Write the entries below out again exactly; any picture in them stays out.

::::::

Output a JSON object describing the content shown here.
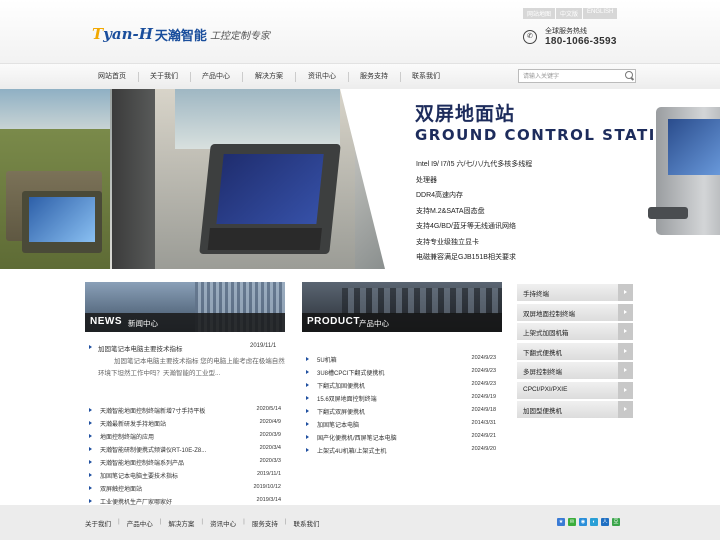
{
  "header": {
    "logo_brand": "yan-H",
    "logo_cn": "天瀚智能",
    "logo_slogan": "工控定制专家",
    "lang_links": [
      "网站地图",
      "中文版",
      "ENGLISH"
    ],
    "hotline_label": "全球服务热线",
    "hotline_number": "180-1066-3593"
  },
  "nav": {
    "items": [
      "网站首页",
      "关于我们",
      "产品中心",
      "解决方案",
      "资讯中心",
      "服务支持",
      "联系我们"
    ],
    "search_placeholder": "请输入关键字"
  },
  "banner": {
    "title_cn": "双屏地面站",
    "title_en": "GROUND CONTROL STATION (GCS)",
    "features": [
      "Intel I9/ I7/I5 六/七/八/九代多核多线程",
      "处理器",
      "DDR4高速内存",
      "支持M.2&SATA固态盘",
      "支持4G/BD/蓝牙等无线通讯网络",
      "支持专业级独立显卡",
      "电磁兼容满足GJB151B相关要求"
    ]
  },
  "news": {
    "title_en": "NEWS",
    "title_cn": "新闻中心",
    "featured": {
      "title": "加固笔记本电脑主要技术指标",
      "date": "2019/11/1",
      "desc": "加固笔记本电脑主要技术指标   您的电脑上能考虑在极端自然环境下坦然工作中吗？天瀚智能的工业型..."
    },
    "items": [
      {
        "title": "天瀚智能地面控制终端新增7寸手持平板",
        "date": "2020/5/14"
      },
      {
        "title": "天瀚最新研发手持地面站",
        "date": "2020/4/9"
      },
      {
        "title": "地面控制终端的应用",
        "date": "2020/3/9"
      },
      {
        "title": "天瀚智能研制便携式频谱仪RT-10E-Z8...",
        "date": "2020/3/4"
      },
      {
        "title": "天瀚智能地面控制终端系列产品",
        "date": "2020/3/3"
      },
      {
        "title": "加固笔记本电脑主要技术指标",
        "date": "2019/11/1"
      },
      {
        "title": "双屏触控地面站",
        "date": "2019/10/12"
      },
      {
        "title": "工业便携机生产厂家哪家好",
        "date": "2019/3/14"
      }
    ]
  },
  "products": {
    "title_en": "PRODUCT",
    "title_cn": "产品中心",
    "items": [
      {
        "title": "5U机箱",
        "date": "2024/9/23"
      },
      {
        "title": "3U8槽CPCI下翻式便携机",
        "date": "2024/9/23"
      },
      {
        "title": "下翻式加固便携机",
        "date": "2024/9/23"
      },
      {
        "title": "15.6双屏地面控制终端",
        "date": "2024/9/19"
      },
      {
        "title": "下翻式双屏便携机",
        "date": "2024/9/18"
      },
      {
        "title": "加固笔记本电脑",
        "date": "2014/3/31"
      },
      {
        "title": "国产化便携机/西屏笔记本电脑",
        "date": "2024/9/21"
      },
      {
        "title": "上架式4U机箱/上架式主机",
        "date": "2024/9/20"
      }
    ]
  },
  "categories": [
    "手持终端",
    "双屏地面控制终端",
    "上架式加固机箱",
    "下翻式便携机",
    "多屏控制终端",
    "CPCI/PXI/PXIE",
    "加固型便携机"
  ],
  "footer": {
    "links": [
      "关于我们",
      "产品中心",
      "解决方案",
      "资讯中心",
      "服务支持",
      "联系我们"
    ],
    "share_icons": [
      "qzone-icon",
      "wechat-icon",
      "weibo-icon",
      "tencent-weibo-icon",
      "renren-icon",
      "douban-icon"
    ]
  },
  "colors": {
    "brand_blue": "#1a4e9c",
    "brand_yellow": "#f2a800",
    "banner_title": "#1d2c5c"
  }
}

::::::

- [Task result]
Output a JSON object describing the content shown here.
{
  "header": {
    "logo_brand": "yan-H",
    "logo_cn": "天瀚智能",
    "logo_slogan": "工控定制专家",
    "lang_links": [
      "网站地图",
      "中文版",
      "ENGLISH"
    ],
    "hotline_label": "全球服务热线",
    "hotline_number": "180-1066-3593"
  },
  "nav": {
    "items": [
      "网站首页",
      "关于我们",
      "产品中心",
      "解决方案",
      "资讯中心",
      "服务支持",
      "联系我们"
    ],
    "search_placeholder": "请输入关键字"
  },
  "banner": {
    "title_cn": "双屏地面站",
    "title_en": "GROUND CONTROL STATION (GCS)",
    "features": [
      "Intel I9/ I7/I5 六/七/八/九代多核多线程",
      "处理器",
      "DDR4高速内存",
      "支持M.2&SATA固态盘",
      "支持4G/BD/蓝牙等无线通讯网络",
      "支持专业级独立显卡",
      "电磁兼容满足GJB151B相关要求"
    ]
  },
  "news": {
    "title_en": "NEWS",
    "title_cn": "新闻中心",
    "featured": {
      "title": "加固笔记本电脑主要技术指标",
      "date": "2019/11/1",
      "desc": "加固笔记本电脑主要技术指标   您的电脑上能考虑在极端自然环境下坦然工作中吗？天瀚智能的工业型..."
    },
    "items": [
      {
        "title": "天瀚智能地面控制终端新增7寸手持平板",
        "date": "2020/5/14"
      },
      {
        "title": "天瀚最新研发手持地面站",
        "date": "2020/4/9"
      },
      {
        "title": "地面控制终端的应用",
        "date": "2020/3/9"
      },
      {
        "title": "天瀚智能研制便携式频谱仪RT-10E-Z8...",
        "date": "2020/3/4"
      },
      {
        "title": "天瀚智能地面控制终端系列产品",
        "date": "2020/3/3"
      },
      {
        "title": "加固笔记本电脑主要技术指标",
        "date": "2019/11/1"
      },
      {
        "title": "双屏触控地面站",
        "date": "2019/10/12"
      },
      {
        "title": "工业便携机生产厂家哪家好",
        "date": "2019/3/14"
      }
    ]
  },
  "products": {
    "title_en": "PRODUCT",
    "title_cn": "产品中心",
    "items": [
      {
        "title": "5U机箱",
        "date": "2024/9/23"
      },
      {
        "title": "3U8槽CPCI下翻式便携机",
        "date": "2024/9/23"
      },
      {
        "title": "下翻式加固便携机",
        "date": "2024/9/23"
      },
      {
        "title": "15.6双屏地面控制终端",
        "date": "2024/9/19"
      },
      {
        "title": "下翻式双屏便携机",
        "date": "2024/9/18"
      },
      {
        "title": "加固笔记本电脑",
        "date": "2014/3/31"
      },
      {
        "title": "国产化便携机/西屏笔记本电脑",
        "date": "2024/9/21"
      },
      {
        "title": "上架式4U机箱/上架式主机",
        "date": "2024/9/20"
      }
    ]
  },
  "categories": [
    "手持终端",
    "双屏地面控制终端",
    "上架式加固机箱",
    "下翻式便携机",
    "多屏控制终端",
    "CPCI/PXI/PXIE",
    "加固型便携机"
  ],
  "footer": {
    "links": [
      "关于我们",
      "产品中心",
      "解决方案",
      "资讯中心",
      "服务支持",
      "联系我们"
    ],
    "share_icons": [
      "qzone-icon",
      "wechat-icon",
      "weibo-icon",
      "tencent-weibo-icon",
      "renren-icon",
      "douban-icon"
    ]
  },
  "colors": {
    "brand_blue": "#1a4e9c",
    "brand_yellow": "#f2a800",
    "banner_title": "#1d2c5c"
  }
}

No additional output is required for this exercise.